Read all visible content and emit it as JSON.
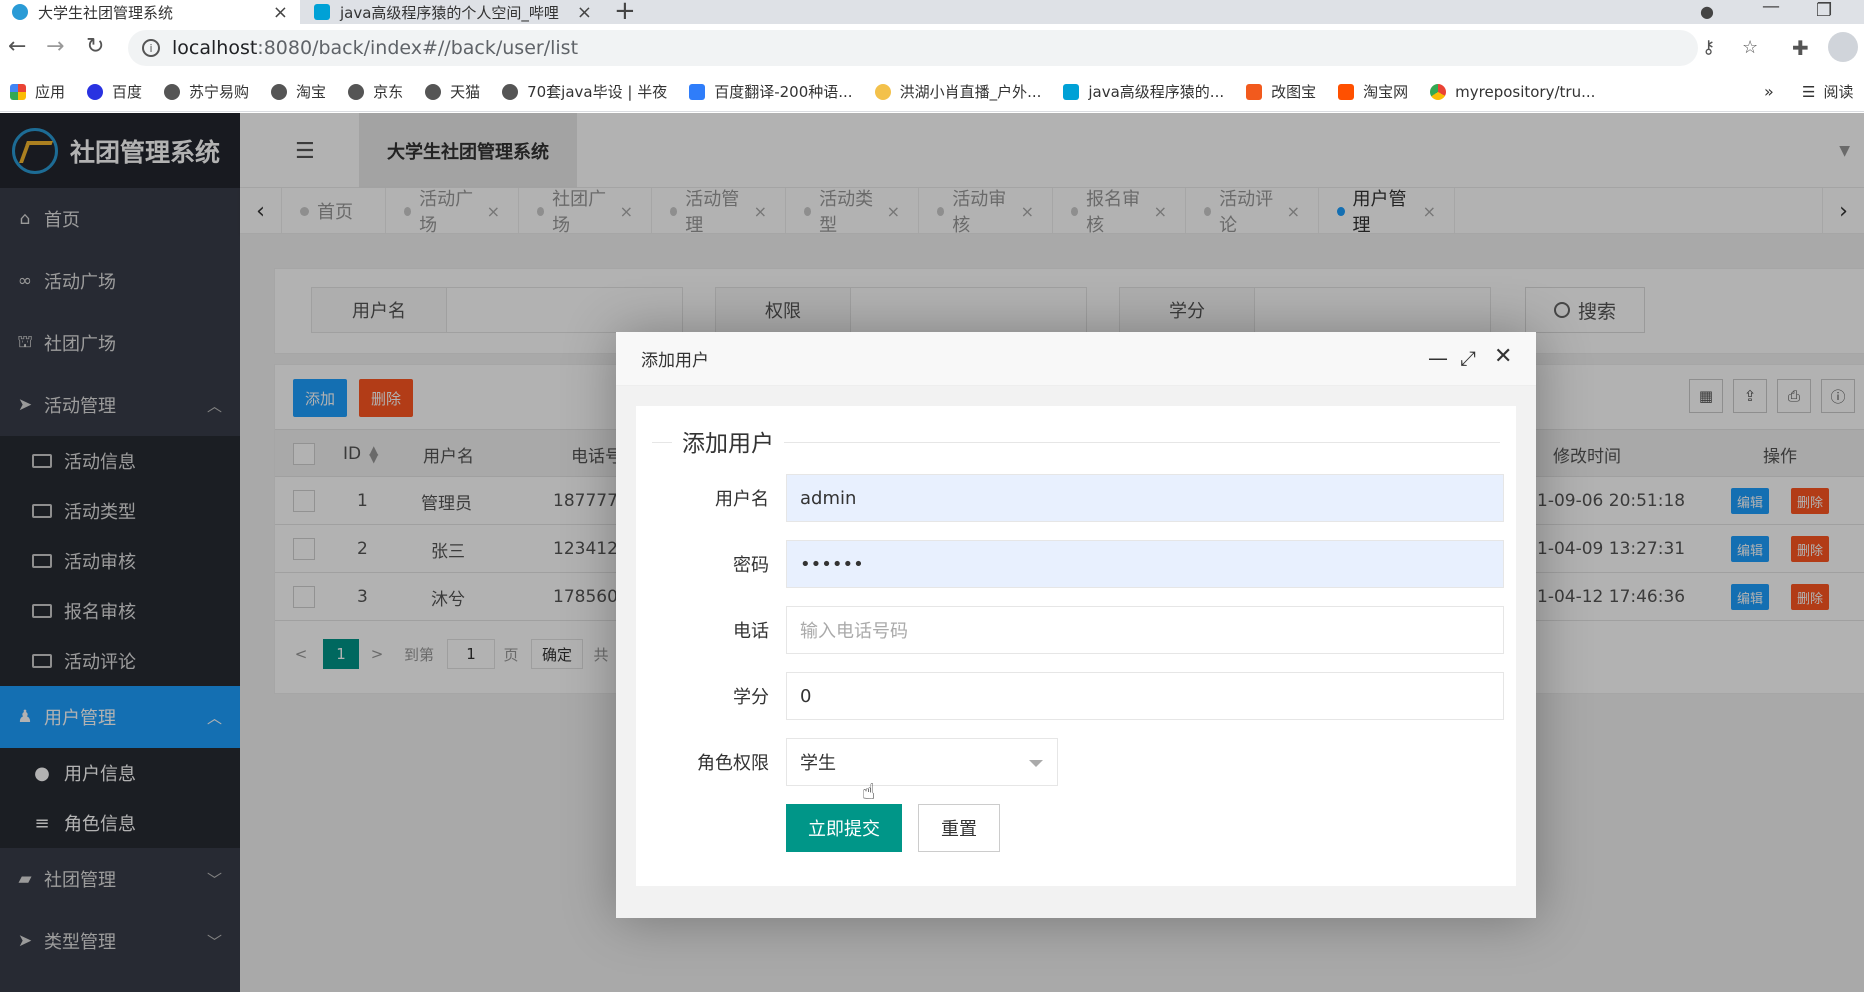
{
  "browser": {
    "tabs": [
      {
        "title": "大学生社团管理系统",
        "close": "×"
      },
      {
        "title": "java高级程序猿的个人空间_哔哩",
        "close": "×"
      }
    ],
    "new_tab": "+",
    "url_host": "localhost",
    "url_rest": ":8080/back/index#//back/user/list",
    "bookmarks": [
      "应用",
      "百度",
      "苏宁易购",
      "淘宝",
      "京东",
      "天猫",
      "70套java毕设 | 半夜",
      "百度翻译-200种语...",
      "洪湖小肖直播_户外...",
      "java高级程序猿的...",
      "改图宝",
      "淘宝网",
      "myrepository/tru..."
    ],
    "bookmarks_more": "»",
    "reading_list": "阅读"
  },
  "app": {
    "logo_text": "社团管理系统",
    "header_title": "大学生社团管理系统",
    "sidebar": {
      "items": [
        {
          "label": "首页",
          "icon": "home-icon"
        },
        {
          "label": "活动广场",
          "icon": "motorcycle-icon"
        },
        {
          "label": "社团广场",
          "icon": "bank-icon"
        },
        {
          "label": "活动管理",
          "icon": "send-icon",
          "caret": "^"
        }
      ],
      "activity_sub": [
        "活动信息",
        "活动类型",
        "活动审核",
        "报名审核",
        "活动评论"
      ],
      "user_mgmt": {
        "label": "用户管理",
        "icon": "users-icon",
        "caret": "^"
      },
      "user_sub": [
        {
          "label": "用户信息",
          "icon": "user-icon"
        },
        {
          "label": "角色信息",
          "icon": "list-icon"
        }
      ],
      "bottom": [
        {
          "label": "社团管理",
          "icon": "book-icon",
          "caret": "v"
        },
        {
          "label": "类型管理",
          "icon": "send-icon",
          "caret": "v"
        }
      ]
    },
    "page_tabs": [
      {
        "label": "首页"
      },
      {
        "label": "活动广场",
        "close": "×"
      },
      {
        "label": "社团广场",
        "close": "×"
      },
      {
        "label": "活动管理",
        "close": "×"
      },
      {
        "label": "活动类型",
        "close": "×"
      },
      {
        "label": "活动审核",
        "close": "×"
      },
      {
        "label": "报名审核",
        "close": "×"
      },
      {
        "label": "活动评论",
        "close": "×"
      },
      {
        "label": "用户管理",
        "close": "×",
        "active": true
      }
    ],
    "search": {
      "fields": [
        "用户名",
        "权限",
        "学分"
      ],
      "button": "搜索"
    },
    "table": {
      "add": "添加",
      "delete": "删除",
      "columns": [
        "ID",
        "用户名",
        "电话号",
        "修改时间",
        "操作"
      ],
      "rows": [
        {
          "id": "1",
          "username": "管理员",
          "phone": "1877777",
          "modified": "1-09-06 20:51:18"
        },
        {
          "id": "2",
          "username": "张三",
          "phone": "1234123",
          "modified": "1-04-09 13:27:31"
        },
        {
          "id": "3",
          "username": "沐兮",
          "phone": "1785607",
          "modified": "1-04-12 17:46:36"
        }
      ],
      "row_edit": "编辑",
      "row_delete": "删除",
      "pager": {
        "prev": "<",
        "page": "1",
        "next": ">",
        "goto": "到第",
        "goto_value": "1",
        "page_unit": "页",
        "confirm": "确定",
        "total_prefix": "共"
      }
    },
    "modal": {
      "title": "添加用户",
      "legend": "添加用户",
      "fields": {
        "username_label": "用户名",
        "username_value": "admin",
        "password_label": "密码",
        "password_value": "••••••",
        "phone_label": "电话",
        "phone_placeholder": "输入电话号码",
        "credit_label": "学分",
        "credit_value": "0",
        "role_label": "角色权限",
        "role_value": "学生"
      },
      "submit": "立即提交",
      "reset": "重置"
    }
  },
  "colors": {
    "sidebar_bg": "#393d49",
    "sidebar_active": "#1e9fff",
    "primary_green": "#009688",
    "btn_blue": "#1e9fff",
    "btn_red": "#ff5722"
  }
}
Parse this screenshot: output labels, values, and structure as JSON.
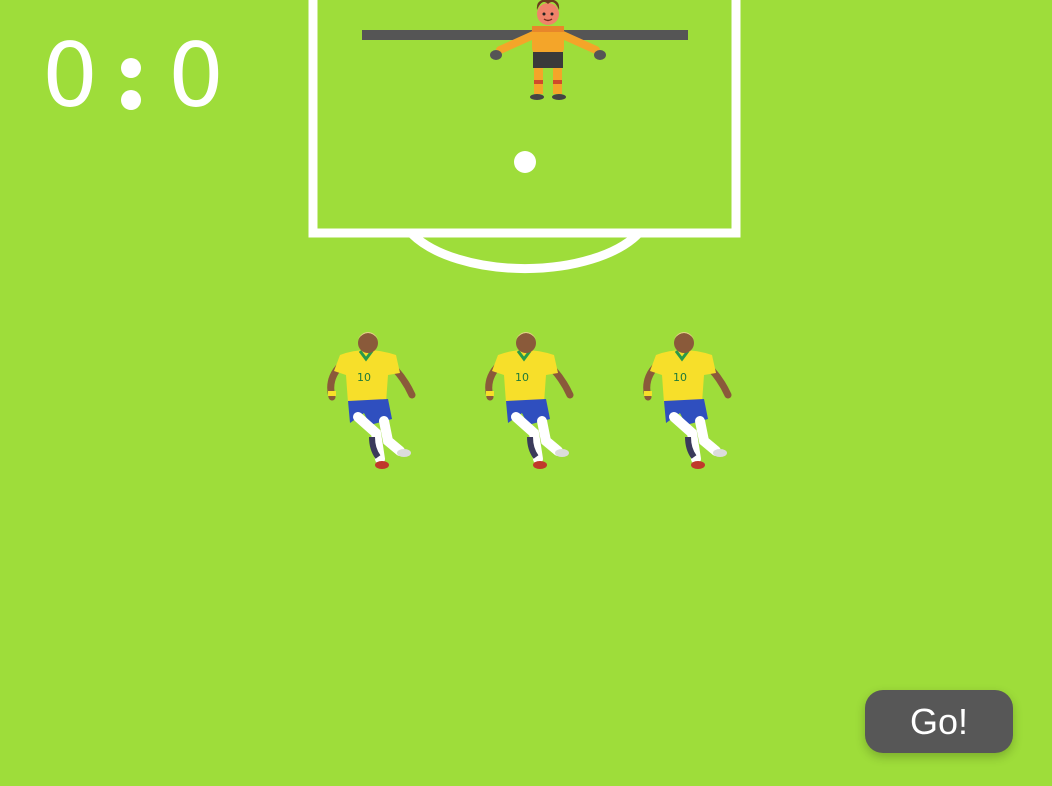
{
  "score": {
    "left": "0",
    "right": "0"
  },
  "kick_button": {
    "label": "Go!"
  },
  "goalkeeper": {
    "icon": "goalkeeper-icon"
  },
  "ball": {
    "icon": "ball-icon"
  },
  "players": [
    {
      "icon": "player-icon",
      "shirt_number": "10"
    },
    {
      "icon": "player-icon",
      "shirt_number": "10"
    },
    {
      "icon": "player-icon",
      "shirt_number": "10"
    }
  ],
  "colors": {
    "pitch": "#9edd3a",
    "lines": "#ffffff",
    "crossbar": "#555555",
    "button": "#575757",
    "shirt": "#f7df2a",
    "shorts": "#2f4fbf",
    "keeper_kit": "#f4a529"
  }
}
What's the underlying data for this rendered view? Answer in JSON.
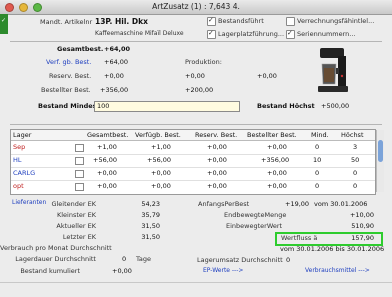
{
  "window": {
    "title": "ArtZusatz (1) : 7,643 4."
  },
  "header": {
    "article_label": "Mandt. Artikelnr",
    "article_no": "13P. Hil. Dkx",
    "article_desc": "Kaffeemaschine Mifaïl Deluxe",
    "cb_bestandsfuhrt": "Bestandsführt",
    "cb_lagerplatz": "Lagerplatzführung...",
    "cb_verrechnung": "Verrechnungsfähintlel...",
    "cb_seriennummern": "Seriennummern..."
  },
  "stock": {
    "gesamt_label": "Gesamtbest.",
    "gesamt_val": "+64,00",
    "verfugb_label": "Verf. gb. Best.",
    "verfugb_val": "+64,00",
    "produktion_label": "Produktion:",
    "reserv_label": "Reserv. Best.",
    "reserv_val1": "+0,00",
    "reserv_val2": "+0,00",
    "reserv_val3": "+0,00",
    "bestellt_label": "Bestellter Best.",
    "bestellt_val1": "+356,00",
    "bestellt_val2": "+200,00",
    "mindest_label": "Bestand Mindest",
    "mindest_val": "100",
    "hochst_label": "Bestand Höchst",
    "hochst_val": "+500,00"
  },
  "table": {
    "headers": [
      "Lager",
      "Gesamtbest.",
      "Verfügb. Best.",
      "Reserv. Best.",
      "Bestellter Best.",
      "Mind.",
      "Höchst"
    ],
    "rows": [
      {
        "lager": "Sep",
        "gesamt": "+1,00",
        "verfugb": "+1,00",
        "reserv": "+0,00",
        "bestellt": "+0,00",
        "mind": "0",
        "hochst": "3"
      },
      {
        "lager": "HL",
        "gesamt": "+56,00",
        "verfugb": "+56,00",
        "reserv": "+0,00",
        "bestellt": "+356,00",
        "mind": "10",
        "hochst": "50"
      },
      {
        "lager": "CARLG",
        "gesamt": "+0,00",
        "verfugb": "+0,00",
        "reserv": "+0,00",
        "bestellt": "+0,00",
        "mind": "0",
        "hochst": "0"
      },
      {
        "lager": "opt",
        "gesamt": "+0,00",
        "verfugb": "+0,00",
        "reserv": "+0,00",
        "bestellt": "+0,00",
        "mind": "0",
        "hochst": "0"
      }
    ]
  },
  "bottom": {
    "link_left": "Lieferanten",
    "l1_label": "Gleitender EK",
    "l1_val": "54,23",
    "l2_label": "Kleinster EK",
    "l2_val": "35,79",
    "l3_label": "Aktueller EK",
    "l3_val": "31,50",
    "l4_label": "Letzter EK",
    "l4_val": "31,50",
    "l5_label": "Verbrauch pro Monat Durchschnitt",
    "l5_val": "",
    "l6_label": "Lagerdauer Durchschnitt",
    "l6_val": "0",
    "l6_unit": "Tage",
    "l7_label": "Bestand kumuliert",
    "l7_val": "+0,00",
    "r1_label": "AnfangsPerBest",
    "r1_val": "+19,00",
    "r1_date": "vom 30.01.2006",
    "r2_label": "EndbewegteMenge",
    "r2_val": "+10,00",
    "r3_label": "EinbewegterWert",
    "r3_val": "510,90",
    "r4_label": "Wertfluss ä",
    "r4_val": "157,90",
    "r5_date": "vom 30.01.2006  bis  30.01.2006",
    "r6_label": "Lagerumsatz Durchschnitt",
    "r6_val": "0",
    "link_mid": "EP-Werte --->",
    "link_right": "Verbrauchsmittel --->"
  }
}
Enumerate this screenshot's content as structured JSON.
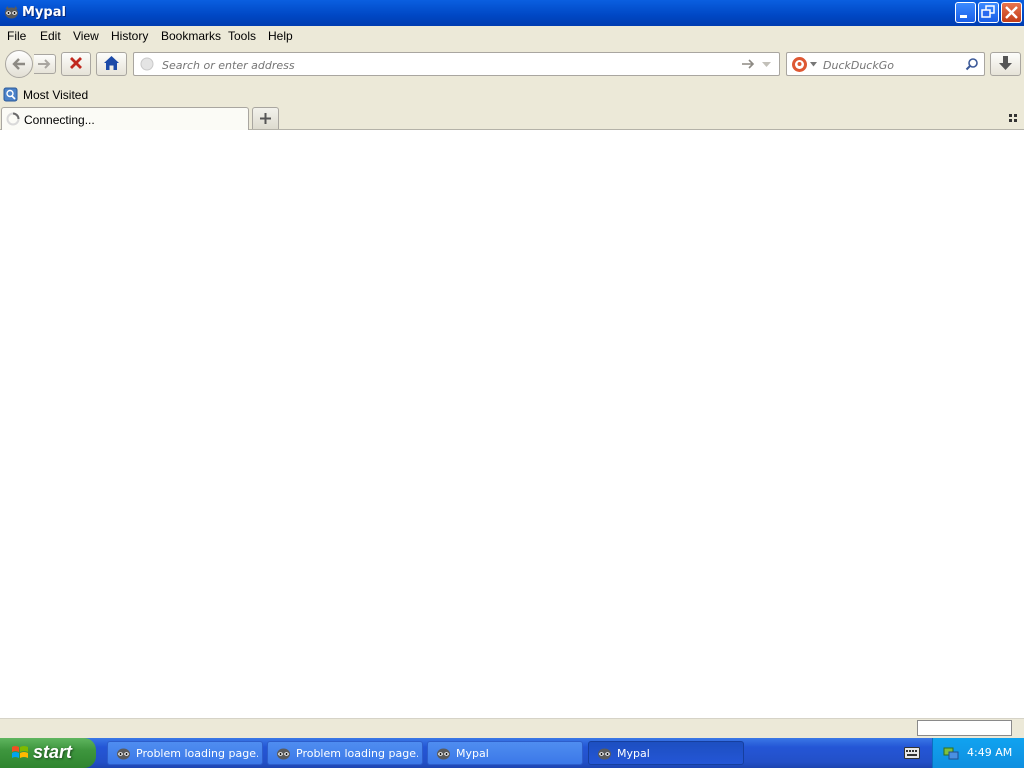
{
  "window": {
    "title": "Mypal",
    "icon": "raccoon-app-icon",
    "controls": {
      "minimize": "minimize-icon",
      "restore": "restore-icon",
      "close": "close-icon"
    }
  },
  "menubar": {
    "items": [
      {
        "label": "File"
      },
      {
        "label": "Edit"
      },
      {
        "label": "View"
      },
      {
        "label": "History"
      },
      {
        "label": "Bookmarks"
      },
      {
        "label": "Tools"
      },
      {
        "label": "Help"
      }
    ]
  },
  "toolbar": {
    "back_icon": "back-arrow-icon",
    "forward_icon": "forward-arrow-icon",
    "stop_icon": "stop-x-icon",
    "home_icon": "home-icon",
    "url_placeholder": "Search or enter address",
    "go_icon": "go-arrow-icon",
    "history_dropdown_icon": "dropdown-triangle-icon",
    "search_engine": "DuckDuckGo",
    "search_placeholder": "DuckDuckGo",
    "search_icon": "magnifier-icon",
    "downloads_icon": "download-arrow-icon"
  },
  "bookmarks": {
    "items": [
      {
        "label": "Most Visited",
        "icon": "bookmarks-folder-icon"
      }
    ]
  },
  "tabs": {
    "items": [
      {
        "label": "Connecting...",
        "icon": "loading-spinner-icon"
      }
    ],
    "new_tab_icon": "plus-icon",
    "list_all_icon": "grid-icon"
  },
  "taskbar": {
    "start_label": "start",
    "tasks": [
      {
        "label": "Problem loading page..."
      },
      {
        "label": "Problem loading page..."
      },
      {
        "label": "Mypal"
      },
      {
        "label": "Mypal"
      }
    ],
    "clock": "4:49 AM"
  },
  "colors": {
    "titlebar": "#0047c4",
    "chrome": "#ece9d8",
    "start_green": "#3e963e",
    "taskbar_blue": "#2456d6",
    "stop_red": "#c0281e",
    "home_blue": "#1c4aa8"
  }
}
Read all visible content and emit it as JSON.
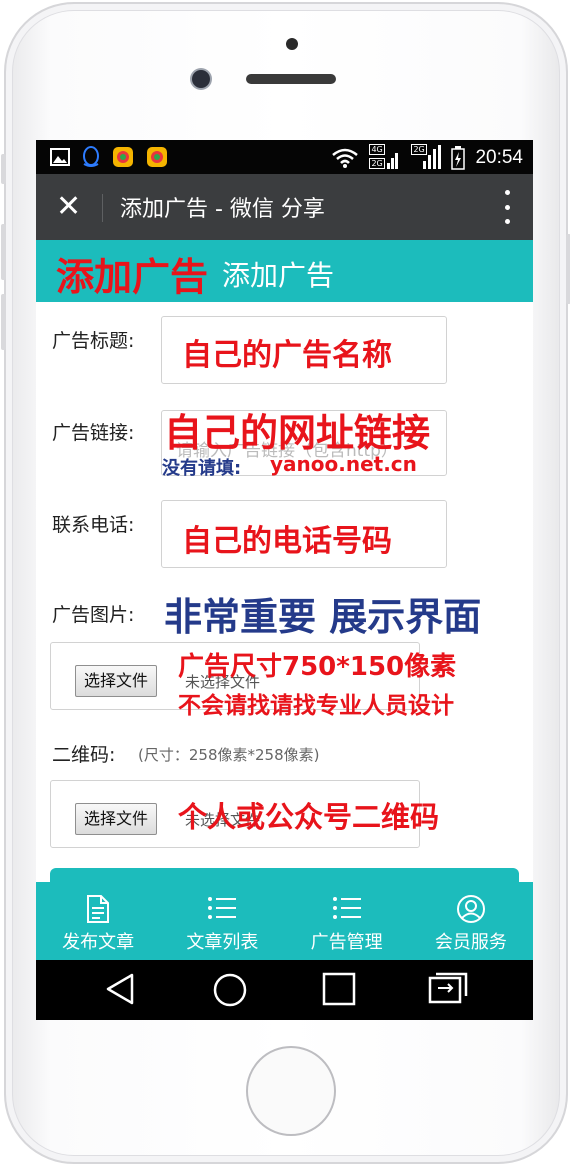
{
  "status_bar": {
    "time": "20:54",
    "network_badges": [
      "4G",
      "2G",
      "2G"
    ]
  },
  "titlebar": {
    "close_glyph": "✕",
    "title": "添加广告 - 微信 分享"
  },
  "banner": {
    "stamp_text": "添加广告",
    "title": "添加广告"
  },
  "form": {
    "ad_title": {
      "label": "广告标题:",
      "overlay": "自己的广告名称"
    },
    "ad_link": {
      "label": "广告链接:",
      "placeholder": "请输入广告链接（包含http）",
      "overlay": "自己的网址链接",
      "note_prefix": "没有请填:",
      "note_value": "yanoo.net.cn"
    },
    "phone": {
      "label": "联系电话:",
      "overlay": "自己的电话号码"
    },
    "ad_image": {
      "label": "广告图片:",
      "overlay_title": "非常重要 展示界面",
      "overlay_size": "广告尺寸750*150像素",
      "overlay_hint": "不会请找请找专业人员设计",
      "button": "选择文件",
      "no_file": "未选择文件"
    },
    "qrcode": {
      "label": "二维码:",
      "size_note": "(尺寸：258像素*258像素)",
      "overlay": "个人或公众号二维码",
      "button": "选择文件",
      "no_file": "未选择文件"
    }
  },
  "bottom_nav": [
    {
      "label": "发布文章",
      "icon": "document-icon"
    },
    {
      "label": "文章列表",
      "icon": "list-icon"
    },
    {
      "label": "广告管理",
      "icon": "list-icon"
    },
    {
      "label": "会员服务",
      "icon": "user-icon"
    }
  ],
  "colors": {
    "accent": "#1cbcbc",
    "overlay_red": "#e8141b",
    "overlay_blue": "#243a8a",
    "titlebar": "#3b3d3f"
  }
}
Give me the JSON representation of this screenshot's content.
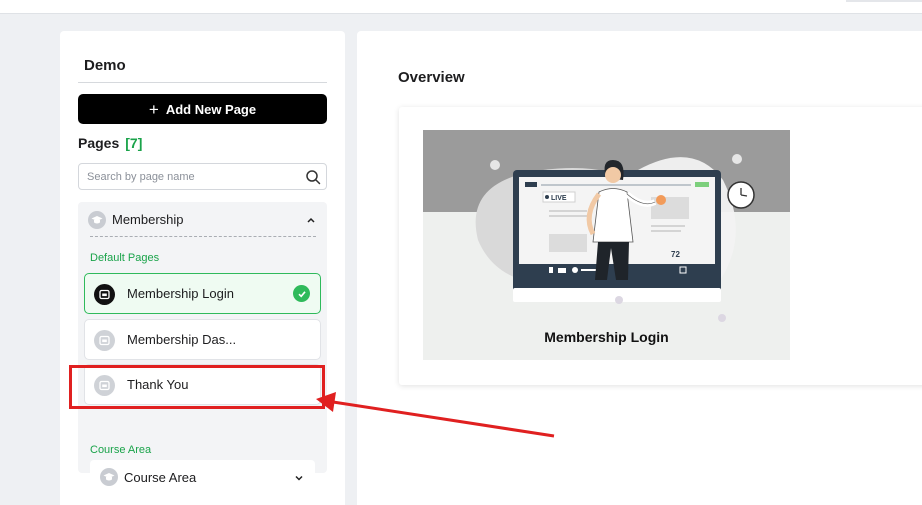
{
  "sidebar": {
    "site_title": "Demo",
    "add_button_label": "Add New Page",
    "pages_label": "Pages",
    "pages_count": "[7]",
    "search_placeholder": "Search by page name",
    "group": {
      "title": "Membership",
      "expanded": true,
      "section_label": "Default Pages",
      "pages": [
        {
          "label": "Membership Login",
          "active": true
        },
        {
          "label": "Membership Das...",
          "active": false
        },
        {
          "label": "Thank You",
          "active": false
        }
      ],
      "course_section_label": "Course Area",
      "course_dropdown_label": "Course Area"
    }
  },
  "main": {
    "heading": "Overview",
    "preview": {
      "caption": "Membership Login",
      "screen_live_badge": "LIVE",
      "screen_viewers": "72"
    }
  },
  "colors": {
    "accent_green": "#1aa34a",
    "annotation_red": "#e02020",
    "button_black": "#000000"
  },
  "icons": [
    "plus-icon",
    "search-icon",
    "graduation-cap-icon",
    "chevron-up-icon",
    "chevron-down-icon",
    "page-icon",
    "check-icon"
  ]
}
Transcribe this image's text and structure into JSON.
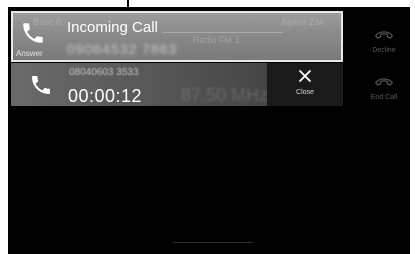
{
  "incoming_call": {
    "title": "Incoming Call",
    "number": "09064532 7863",
    "answer_label": "Answer",
    "background_ghost": {
      "left_text": "Banc 0",
      "center_text": "Radio FM 1",
      "right_text": "Alpine 234"
    }
  },
  "active_call": {
    "number": "08040603 3533",
    "timer": "00:00:12",
    "background_ghost": "87.50 MHz"
  },
  "side_buttons": {
    "decline_label": "Decline",
    "end_call_label": "End Call",
    "close_label": "Close"
  },
  "colors": {
    "screen_bg": "#000000",
    "incoming_bg": "#8a8a8a",
    "incoming_border": "#e8e8e8",
    "active_bg": "#565656",
    "disabled_text": "#5a5a5a"
  },
  "icons": {
    "answer": "phone-handset-icon",
    "active": "phone-handset-icon",
    "close": "close-x-icon",
    "decline": "hang-up-icon",
    "end_call": "hang-up-icon"
  }
}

## WORK INSTRUCTIONS:
In the records, locate each line holding the string "大学生社团管理系统" and copy it.

## THE RESPONSE:
        "title": "大学生社团管理系统",
    "header_title": "大学生社团管理系统",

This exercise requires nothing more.